:: EXERCISE INSTRUCTIONS ::
Copy out, exactly as given, every line from the line with "Output the text content of this document." to the end of the listing, both of those lines included.

:: EXCERPTED RECORDS ::
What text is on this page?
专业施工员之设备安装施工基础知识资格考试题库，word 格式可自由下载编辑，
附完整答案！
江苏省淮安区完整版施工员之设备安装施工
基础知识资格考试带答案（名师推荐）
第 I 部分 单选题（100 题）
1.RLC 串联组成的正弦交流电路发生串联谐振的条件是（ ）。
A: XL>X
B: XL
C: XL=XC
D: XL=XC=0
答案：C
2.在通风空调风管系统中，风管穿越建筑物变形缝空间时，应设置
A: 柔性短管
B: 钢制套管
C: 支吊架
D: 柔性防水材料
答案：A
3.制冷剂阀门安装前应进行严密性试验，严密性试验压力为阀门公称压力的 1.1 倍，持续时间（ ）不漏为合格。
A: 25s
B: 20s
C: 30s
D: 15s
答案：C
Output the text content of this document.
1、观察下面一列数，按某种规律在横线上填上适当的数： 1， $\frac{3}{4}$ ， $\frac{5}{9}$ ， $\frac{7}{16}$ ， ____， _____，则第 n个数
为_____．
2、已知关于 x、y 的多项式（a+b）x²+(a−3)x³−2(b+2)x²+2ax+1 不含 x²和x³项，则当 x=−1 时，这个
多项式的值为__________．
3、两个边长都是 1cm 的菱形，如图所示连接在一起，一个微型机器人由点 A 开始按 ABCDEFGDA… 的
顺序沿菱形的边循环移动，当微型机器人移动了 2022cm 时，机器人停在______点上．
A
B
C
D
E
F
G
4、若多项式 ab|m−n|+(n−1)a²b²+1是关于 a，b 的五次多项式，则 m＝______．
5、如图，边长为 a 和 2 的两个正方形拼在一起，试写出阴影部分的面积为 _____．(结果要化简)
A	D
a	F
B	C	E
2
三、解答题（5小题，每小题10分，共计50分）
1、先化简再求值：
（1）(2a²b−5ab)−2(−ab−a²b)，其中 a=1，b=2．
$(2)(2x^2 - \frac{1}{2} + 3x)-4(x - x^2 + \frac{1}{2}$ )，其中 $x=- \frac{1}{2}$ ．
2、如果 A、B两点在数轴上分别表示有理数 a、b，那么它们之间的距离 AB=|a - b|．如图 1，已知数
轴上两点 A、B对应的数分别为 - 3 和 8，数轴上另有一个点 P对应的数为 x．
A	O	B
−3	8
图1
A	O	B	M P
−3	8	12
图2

:: EXERCISE ANSWER ::
Output the text content of this document.
1、观察下面一列数，按某种规律在横线上填上适当的数： 1， $\frac{3}{4}$ ， $\frac{5}{9}$ ， $\frac{7}{16}$ ， ____， _____，则第 n个数
为_____．
2、已知关于 x、y 的多项式（a+b）x²+(a−3)x³−2(b+2)x²+2ax+1 不含 x²和x³项，则当 x=−1 时，这个
多项式的值为__________．
3、两个边长都是 1cm 的菱形，如图所示连接在一起，一个微型机器人由点 A 开始按 ABCDEFGDA… 的
顺序沿菱形的边循环移动，当微型机器人移动了 2022cm 时，机器人停在______点上．
A
B
C
D
E
F
G
4、若多项式 ab|m−n|+(n−1)a²b²+1是关于 a，b 的五次多项式，则 m＝______．
5、如图，边长为 a 和 2 的两个正方形拼在一起，试写出阴影部分的面积为 _____．(结果要化简)
A	D
a	F
B	C	E
2
三、解答题（5小题，每小题10分，共计50分）
1、先化简再求值：
（1）(2a²b−5ab)−2(−ab−a²b)，其中 a=1，b=2．
$(2)(2x^2 - \frac{1}{2} + 3x)-4(x - x^2 + \frac{1}{2}$ )，其中 $x=- \frac{1}{2}$ ．
2、如果 A、B两点在数轴上分别表示有理数 a、b，那么它们之间的距离 AB=|a - b|．如图 1，已知数
轴上两点 A、B对应的数分别为 - 3 和 8，数轴上另有一个点 P对应的数为 x．
A	O	B
−3	8
图1
A	O	B	M P
−3	8	12
图2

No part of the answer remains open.